**Set problem**
From the entries below, pull out each line where "times" appears.

Recorded data:
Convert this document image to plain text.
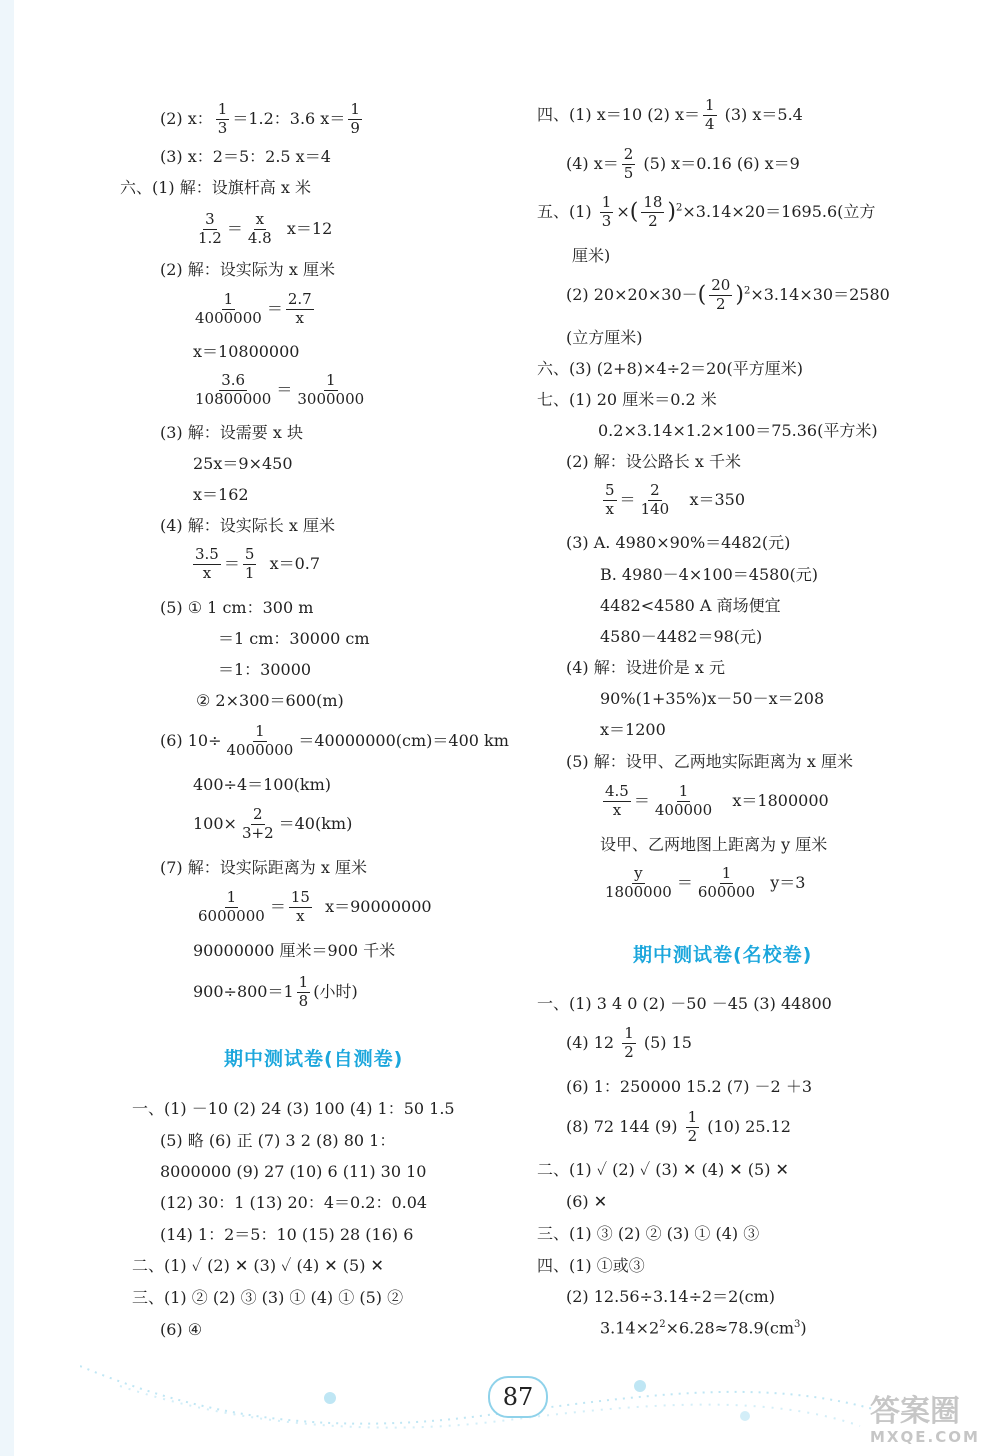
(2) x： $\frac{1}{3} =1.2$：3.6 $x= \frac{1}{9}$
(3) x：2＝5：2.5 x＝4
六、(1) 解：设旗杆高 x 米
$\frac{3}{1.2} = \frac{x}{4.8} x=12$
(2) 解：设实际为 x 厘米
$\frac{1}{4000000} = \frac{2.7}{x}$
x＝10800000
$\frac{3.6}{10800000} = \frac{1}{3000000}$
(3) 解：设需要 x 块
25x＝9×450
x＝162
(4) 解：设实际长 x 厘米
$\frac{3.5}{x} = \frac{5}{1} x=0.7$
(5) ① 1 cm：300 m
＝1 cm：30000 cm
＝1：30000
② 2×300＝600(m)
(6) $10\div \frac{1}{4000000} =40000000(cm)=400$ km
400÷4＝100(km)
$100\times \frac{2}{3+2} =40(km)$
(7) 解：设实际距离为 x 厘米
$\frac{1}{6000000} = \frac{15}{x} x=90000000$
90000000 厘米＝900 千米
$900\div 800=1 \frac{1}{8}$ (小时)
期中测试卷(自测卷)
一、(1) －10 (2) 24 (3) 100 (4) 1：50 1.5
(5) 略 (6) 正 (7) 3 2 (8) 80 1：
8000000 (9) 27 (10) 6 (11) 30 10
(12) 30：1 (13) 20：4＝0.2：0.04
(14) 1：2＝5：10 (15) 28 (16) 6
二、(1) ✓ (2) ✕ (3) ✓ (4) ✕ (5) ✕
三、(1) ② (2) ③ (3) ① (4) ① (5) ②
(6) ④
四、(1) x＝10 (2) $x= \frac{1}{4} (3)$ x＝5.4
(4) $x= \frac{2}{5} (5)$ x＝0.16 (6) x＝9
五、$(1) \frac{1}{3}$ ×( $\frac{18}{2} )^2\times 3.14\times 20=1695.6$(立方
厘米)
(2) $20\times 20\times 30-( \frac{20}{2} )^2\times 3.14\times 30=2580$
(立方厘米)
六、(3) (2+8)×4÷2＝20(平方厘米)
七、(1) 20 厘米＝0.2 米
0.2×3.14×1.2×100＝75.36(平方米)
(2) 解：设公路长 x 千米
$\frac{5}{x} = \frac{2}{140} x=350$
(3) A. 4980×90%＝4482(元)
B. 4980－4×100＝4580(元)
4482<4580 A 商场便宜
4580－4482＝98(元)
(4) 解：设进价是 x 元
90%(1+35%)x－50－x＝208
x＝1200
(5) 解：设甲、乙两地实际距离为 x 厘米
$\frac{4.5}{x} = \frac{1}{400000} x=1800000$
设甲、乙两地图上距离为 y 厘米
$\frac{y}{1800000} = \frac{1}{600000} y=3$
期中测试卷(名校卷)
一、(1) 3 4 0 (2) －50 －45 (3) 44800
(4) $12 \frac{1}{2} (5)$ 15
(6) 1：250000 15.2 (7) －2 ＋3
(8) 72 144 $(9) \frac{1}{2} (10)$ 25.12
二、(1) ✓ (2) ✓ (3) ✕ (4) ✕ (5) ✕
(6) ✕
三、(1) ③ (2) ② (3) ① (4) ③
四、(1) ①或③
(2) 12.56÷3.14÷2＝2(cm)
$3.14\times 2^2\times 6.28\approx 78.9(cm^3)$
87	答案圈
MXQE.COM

**Response below**
$100\times \frac{2}{3+2} =40(km)$
五、$(1) \frac{1}{3}$ ×( $\frac{18}{2} )^2\times 3.14\times 20=1695.6$(立方
(2) $20\times 20\times 30-( \frac{20}{2} )^2\times 3.14\times 30=2580$
$3.14\times 2^2\times 6.28\approx 78.9(cm^3)$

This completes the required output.